REQUIREMENTS
Go through the records underneath and write each one out again exactly.

SUPPLIED DATA

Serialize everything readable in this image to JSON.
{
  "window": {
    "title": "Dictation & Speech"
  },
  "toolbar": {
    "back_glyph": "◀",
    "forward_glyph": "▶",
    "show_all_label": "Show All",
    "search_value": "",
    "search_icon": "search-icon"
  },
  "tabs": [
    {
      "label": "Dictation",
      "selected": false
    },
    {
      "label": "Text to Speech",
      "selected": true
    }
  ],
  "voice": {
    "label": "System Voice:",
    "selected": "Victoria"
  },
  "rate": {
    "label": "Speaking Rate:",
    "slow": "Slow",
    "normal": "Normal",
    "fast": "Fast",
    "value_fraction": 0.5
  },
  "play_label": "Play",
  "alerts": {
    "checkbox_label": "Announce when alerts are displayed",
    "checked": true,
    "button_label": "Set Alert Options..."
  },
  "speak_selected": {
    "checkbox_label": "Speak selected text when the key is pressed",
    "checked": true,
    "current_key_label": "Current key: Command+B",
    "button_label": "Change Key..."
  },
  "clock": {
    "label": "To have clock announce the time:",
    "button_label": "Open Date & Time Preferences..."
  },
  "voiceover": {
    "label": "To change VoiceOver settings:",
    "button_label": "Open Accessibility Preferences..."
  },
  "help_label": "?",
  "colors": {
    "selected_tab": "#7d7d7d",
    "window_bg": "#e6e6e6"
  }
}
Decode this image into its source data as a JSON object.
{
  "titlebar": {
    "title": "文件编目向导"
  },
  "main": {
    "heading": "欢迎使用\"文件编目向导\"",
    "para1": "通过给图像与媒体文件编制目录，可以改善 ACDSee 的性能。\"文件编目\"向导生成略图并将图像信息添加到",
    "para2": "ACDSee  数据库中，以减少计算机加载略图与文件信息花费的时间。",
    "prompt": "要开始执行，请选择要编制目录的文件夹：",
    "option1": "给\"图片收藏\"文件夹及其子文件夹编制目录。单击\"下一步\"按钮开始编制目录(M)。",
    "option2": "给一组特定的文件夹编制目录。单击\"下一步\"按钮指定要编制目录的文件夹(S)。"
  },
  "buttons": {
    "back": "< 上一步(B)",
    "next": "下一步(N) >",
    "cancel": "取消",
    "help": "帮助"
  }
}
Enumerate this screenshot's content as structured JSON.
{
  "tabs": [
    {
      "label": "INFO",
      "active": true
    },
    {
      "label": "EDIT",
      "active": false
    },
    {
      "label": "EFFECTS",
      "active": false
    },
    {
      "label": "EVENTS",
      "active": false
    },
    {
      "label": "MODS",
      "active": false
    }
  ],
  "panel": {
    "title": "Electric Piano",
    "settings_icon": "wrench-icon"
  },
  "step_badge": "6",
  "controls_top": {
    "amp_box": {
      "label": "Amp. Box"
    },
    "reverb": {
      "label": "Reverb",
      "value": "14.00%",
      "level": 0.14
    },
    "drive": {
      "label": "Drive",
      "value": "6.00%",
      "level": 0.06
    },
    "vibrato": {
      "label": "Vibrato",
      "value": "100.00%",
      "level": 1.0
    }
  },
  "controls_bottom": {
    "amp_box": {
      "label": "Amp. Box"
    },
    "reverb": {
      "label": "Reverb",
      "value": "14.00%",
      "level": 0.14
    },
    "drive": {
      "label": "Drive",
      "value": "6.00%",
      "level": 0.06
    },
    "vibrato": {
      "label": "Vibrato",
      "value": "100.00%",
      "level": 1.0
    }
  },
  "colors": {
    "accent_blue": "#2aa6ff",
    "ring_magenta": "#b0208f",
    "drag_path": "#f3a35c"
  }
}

OUTPUT OF THE EXERCISE
Serialize everything readable in this image to JSON.
{
  "window": {
    "title": "Dictation & Speech"
  },
  "toolbar": {
    "back_glyph": "◀",
    "forward_glyph": "▶",
    "show_all_label": "Show All",
    "search_value": "",
    "search_icon": "search-icon"
  },
  "tabs": [
    {
      "label": "Dictation",
      "selected": false
    },
    {
      "label": "Text to Speech",
      "selected": true
    }
  ],
  "voice": {
    "label": "System Voice:",
    "selected": "Victoria"
  },
  "rate": {
    "label": "Speaking Rate:",
    "slow": "Slow",
    "normal": "Normal",
    "fast": "Fast",
    "value_fraction": 0.5
  },
  "play_label": "Play",
  "alerts": {
    "checkbox_label": "Announce when alerts are displayed",
    "checked": true,
    "button_label": "Set Alert Options..."
  },
  "speak_selected": {
    "checkbox_label": "Speak selected text when the key is pressed",
    "checked": true,
    "current_key_label": "Current key: Command+B",
    "button_label": "Change Key..."
  },
  "clock": {
    "label": "To have clock announce the time:",
    "button_label": "Open Date & Time Preferences..."
  },
  "voiceover": {
    "label": "To change VoiceOver settings:",
    "button_label": "Open Accessibility Preferences..."
  },
  "help_label": "?",
  "colors": {
    "selected_tab": "#7d7d7d",
    "window_bg": "#e6e6e6"
  }
}
Decode this image into its source data as a JSON object.
{
  "titlebar": {
    "title": "文件编目向导"
  },
  "main": {
    "heading": "欢迎使用\"文件编目向导\"",
    "para1": "通过给图像与媒体文件编制目录，可以改善 ACDSee 的性能。\"文件编目\"向导生成略图并将图像信息添加到",
    "para2": "ACDSee  数据库中，以减少计算机加载略图与文件信息花费的时间。",
    "prompt": "要开始执行，请选择要编制目录的文件夹：",
    "option1": "给\"图片收藏\"文件夹及其子文件夹编制目录。单击\"下一步\"按钮开始编制目录(M)。",
    "option2": "给一组特定的文件夹编制目录。单击\"下一步\"按钮指定要编制目录的文件夹(S)。"
  },
  "buttons": {
    "back": "< 上一步(B)",
    "next": "下一步(N) >",
    "cancel": "取消",
    "help": "帮助"
  }
}
Enumerate this screenshot's content as structured JSON.
{
  "tabs": [
    {
      "label": "INFO",
      "active": true
    },
    {
      "label": "EDIT",
      "active": false
    },
    {
      "label": "EFFECTS",
      "active": false
    },
    {
      "label": "EVENTS",
      "active": false
    },
    {
      "label": "MODS",
      "active": false
    }
  ],
  "panel": {
    "title": "Electric Piano",
    "settings_icon": "wrench-icon"
  },
  "step_badge": "6",
  "controls_top": {
    "amp_box": {
      "label": "Amp. Box"
    },
    "reverb": {
      "label": "Reverb",
      "value": "14.00%",
      "level": 0.14
    },
    "drive": {
      "label": "Drive",
      "value": "6.00%",
      "level": 0.06
    },
    "vibrato": {
      "label": "Vibrato",
      "value": "100.00%",
      "level": 1.0
    }
  },
  "controls_bottom": {
    "amp_box": {
      "label": "Amp. Box"
    },
    "reverb": {
      "label": "Reverb",
      "value": "14.00%",
      "level": 0.14
    },
    "drive": {
      "label": "Drive",
      "value": "6.00%",
      "level": 0.06
    },
    "vibrato": {
      "label": "Vibrato",
      "value": "100.00%",
      "level": 1.0
    }
  },
  "colors": {
    "accent_blue": "#2aa6ff",
    "ring_magenta": "#b0208f",
    "drag_path": "#f3a35c"
  }
}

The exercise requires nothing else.